-- begin Available data --

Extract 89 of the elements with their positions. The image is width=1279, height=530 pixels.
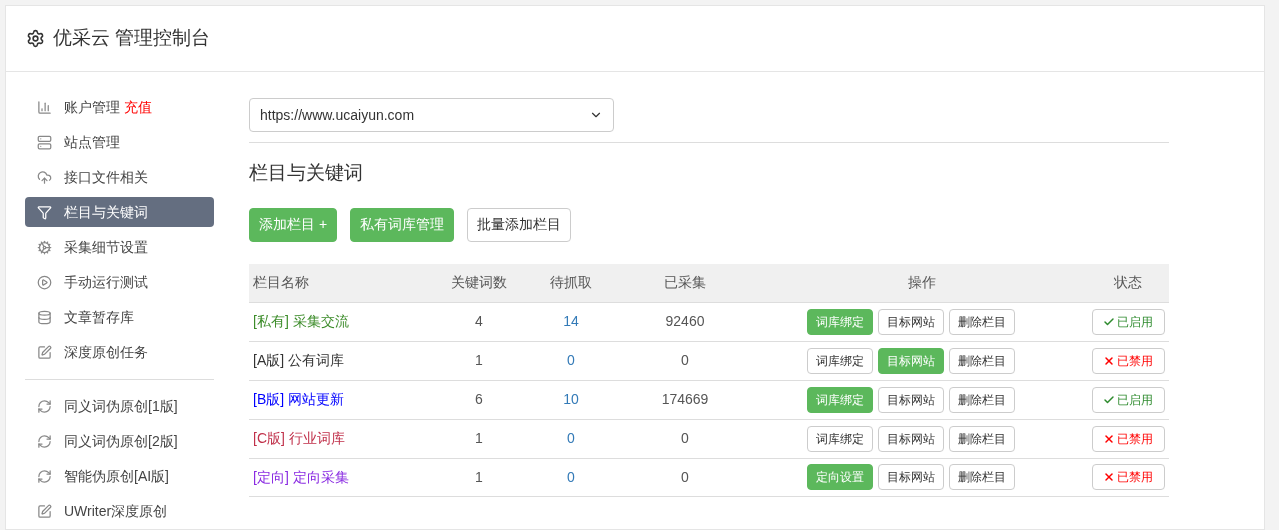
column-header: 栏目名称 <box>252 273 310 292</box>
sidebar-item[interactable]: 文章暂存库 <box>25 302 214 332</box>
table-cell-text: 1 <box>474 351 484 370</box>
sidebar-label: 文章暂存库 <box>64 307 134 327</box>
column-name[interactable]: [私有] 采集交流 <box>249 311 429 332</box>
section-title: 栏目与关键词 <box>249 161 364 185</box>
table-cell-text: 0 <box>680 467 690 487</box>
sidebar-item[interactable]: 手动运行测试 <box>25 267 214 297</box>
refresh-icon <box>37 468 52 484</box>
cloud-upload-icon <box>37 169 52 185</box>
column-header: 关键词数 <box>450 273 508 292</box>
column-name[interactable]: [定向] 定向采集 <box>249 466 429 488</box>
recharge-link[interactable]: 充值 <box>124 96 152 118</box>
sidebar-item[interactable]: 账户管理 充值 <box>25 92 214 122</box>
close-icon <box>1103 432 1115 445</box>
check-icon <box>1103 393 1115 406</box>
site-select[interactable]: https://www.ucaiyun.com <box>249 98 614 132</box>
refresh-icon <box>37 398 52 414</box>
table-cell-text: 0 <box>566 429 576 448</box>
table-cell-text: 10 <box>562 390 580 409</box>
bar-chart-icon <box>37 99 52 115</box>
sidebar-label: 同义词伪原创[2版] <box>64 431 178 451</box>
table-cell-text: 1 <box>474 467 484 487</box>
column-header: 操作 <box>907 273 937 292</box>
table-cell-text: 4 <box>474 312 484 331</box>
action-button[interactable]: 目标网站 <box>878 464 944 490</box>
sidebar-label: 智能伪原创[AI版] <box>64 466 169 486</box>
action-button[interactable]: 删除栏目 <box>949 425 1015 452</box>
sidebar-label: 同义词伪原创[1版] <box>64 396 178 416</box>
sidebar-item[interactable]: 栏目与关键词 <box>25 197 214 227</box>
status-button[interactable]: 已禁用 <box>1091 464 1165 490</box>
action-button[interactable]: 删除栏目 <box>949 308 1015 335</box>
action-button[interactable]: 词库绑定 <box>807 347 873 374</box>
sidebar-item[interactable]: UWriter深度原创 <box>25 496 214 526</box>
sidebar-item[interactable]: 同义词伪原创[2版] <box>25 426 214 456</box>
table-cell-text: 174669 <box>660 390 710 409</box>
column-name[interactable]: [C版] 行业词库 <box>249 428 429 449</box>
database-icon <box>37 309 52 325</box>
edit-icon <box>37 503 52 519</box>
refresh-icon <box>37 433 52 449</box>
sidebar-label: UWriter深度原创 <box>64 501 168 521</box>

-- end Available data --

● What to do
Turn everything in the listing from the line containing "column-header: 栏目名称 <box>252" down to the line containing "table-cell-text: 1 <box>474 467 484 487</box>", both included, into a JSON list of strings with one string per line and no blank lines.

● Response for this exercise
[
  "column-header: 栏目名称 <box>252 273 310 292</box>",
  "sidebar-item[interactable]: 文章暂存库 <box>25 302 214 332</box>",
  "table-cell-text: 1 <box>474 351 484 370</box>",
  "sidebar-label: 文章暂存库 <box>64 307 134 327</box>",
  "column-name[interactable]: [私有] 采集交流 <box>249 311 429 332</box>",
  "section-title: 栏目与关键词 <box>249 161 364 185</box>",
  "table-cell-text: 0 <box>680 467 690 487</box>",
  "sidebar-item[interactable]: 手动运行测试 <box>25 267 214 297</box>",
  "refresh-icon <box>37 468 52 484</box>",
  "cloud-upload-icon <box>37 169 52 185</box>",
  "column-header: 关键词数 <box>450 273 508 292</box>",
  "column-name[interactable]: [定向] 定向采集 <box>249 466 429 488</box>",
  "recharge-link[interactable]: 充值 <box>124 96 152 118</box>",
  "sidebar-item[interactable]: 账户管理 充值 <box>25 92 214 122</box>",
  "close-icon <box>1103 432 1115 445</box>",
  "check-icon <box>1103 393 1115 406</box>",
  "site-select[interactable]: https://www.ucaiyun.com <box>249 98 614 132</box>",
  "refresh-icon <box>37 398 52 414</box>",
  "table-cell-text: 0 <box>566 429 576 448</box>",
  "table-cell-text: 10 <box>562 390 580 409</box>",
  "bar-chart-icon <box>37 99 52 115</box>",
  "sidebar-label: 同义词伪原创[2版] <box>64 431 178 451</box>",
  "table-cell-text: 1 <box>474 467 484 487</box>"
]